| EXERCISE OBJECTIVE |
Your task is to repeat the entries exactly. Leave the pictures out.

(Source data)

--------------------------------------------------

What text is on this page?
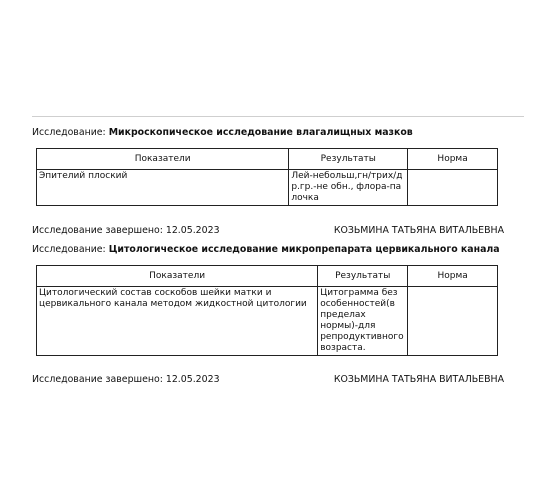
Исследование: Микроскопическое исследование влагалищных мазков
Показатели	Результаты	Норма
Эпителий плоский	Лей-небольш,гн/трих/др.гр.-не обн., флора-палочка	
Исследование завершено: 12.05.2023	КОЗЬМИНА ТАТЬЯНА ВИТАЛЬЕВНА
Исследование: Цитологическое исследование микропрепарата цервикального канала
Показатели	Результаты	Норма
Цитологический состав соскобов шейки матки и цервикального канала методом жидкостной цитологии	Цитограмма без особенностей(в пределах нормы)-для репродуктивного возраста.	
Исследование завершено: 12.05.2023	КОЗЬМИНА ТАТЬЯНА ВИТАЛЬЕВНА
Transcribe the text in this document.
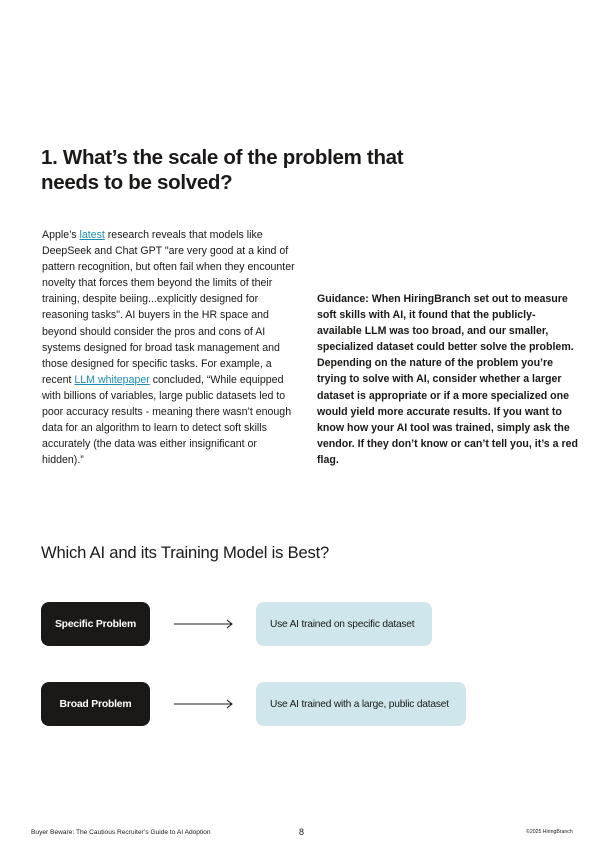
1. What’s the scale of the problem that
needs to be solved?

Apple’s latest research reveals that models like DeepSeek and Chat GPT "are very good at a kind of pattern recognition, but often fail when they encounter novelty that forces them beyond the limits of their training, despite beiing...explicitly designed for reasoning tasks". AI buyers in the HR space and beyond should consider the pros and cons of AI systems designed for broad task management and those designed for specific tasks. For example, a recent LLM whitepaper concluded, “While equipped with billions of variables, large public datasets led to poor accuracy results - meaning there wasn’t enough data for an algorithm to learn to detect soft skills accurately (the data was either insignificant or hidden).”

Guidance: When HiringBranch set out to measure soft skills with AI, it found that the publicly-available LLM was too broad, and our smaller, specialized dataset could better solve the problem. Depending on the nature of the problem you’re trying to solve with AI, consider whether a larger dataset is appropriate or if a more specialized one would yield more accurate results. If you want to know how your AI tool was trained, simply ask the vendor. If they don’t know or can’t tell you, it’s a red flag.

Which AI and its Training Model is Best?
Specific Problem	Use AI trained on specific dataset
Broad Problem	Use AI trained with a large, public dataset
Buyer Beware: The Cautious Recruiter’s Guide to AI Adoption	8	©2025 HiringBranch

--------------------------------------------------

| IN RESPONSE |
What text is on this page?
Исследование: Микроскопическое исследование влагалищных мазков
Показатели	Результаты	Норма
Эпителий плоский	Лей-небольш,гн/трих/др.гр.-не обн., флора-палочка	
Исследование завершено: 12.05.2023	КОЗЬМИНА ТАТЬЯНА ВИТАЛЬЕВНА
Исследование: Цитологическое исследование микропрепарата цервикального канала
Показатели	Результаты	Норма
Цитологический состав соскобов шейки матки и цервикального канала методом жидкостной цитологии	Цитограмма без особенностей(в пределах нормы)-для репродуктивного возраста.	
Исследование завершено: 12.05.2023	КОЗЬМИНА ТАТЬЯНА ВИТАЛЬЕВНА
Transcribe the text in this document.
1. What’s the scale of the problem that
needs to be solved?

Apple’s latest research reveals that models like DeepSeek and Chat GPT "are very good at a kind of pattern recognition, but often fail when they encounter novelty that forces them beyond the limits of their training, despite beiing...explicitly designed for reasoning tasks". AI buyers in the HR space and beyond should consider the pros and cons of AI systems designed for broad task management and those designed for specific tasks. For example, a recent LLM whitepaper concluded, “While equipped with billions of variables, large public datasets led to poor accuracy results - meaning there wasn’t enough data for an algorithm to learn to detect soft skills accurately (the data was either insignificant or hidden).”

Guidance: When HiringBranch set out to measure soft skills with AI, it found that the publicly-available LLM was too broad, and our smaller, specialized dataset could better solve the problem. Depending on the nature of the problem you’re trying to solve with AI, consider whether a larger dataset is appropriate or if a more specialized one would yield more accurate results. If you want to know how your AI tool was trained, simply ask the vendor. If they don’t know or can’t tell you, it’s a red flag.

Which AI and its Training Model is Best?
Specific Problem	Use AI trained on specific dataset
Broad Problem	Use AI trained with a large, public dataset
Buyer Beware: The Cautious Recruiter’s Guide to AI Adoption	8	©2025 HiringBranch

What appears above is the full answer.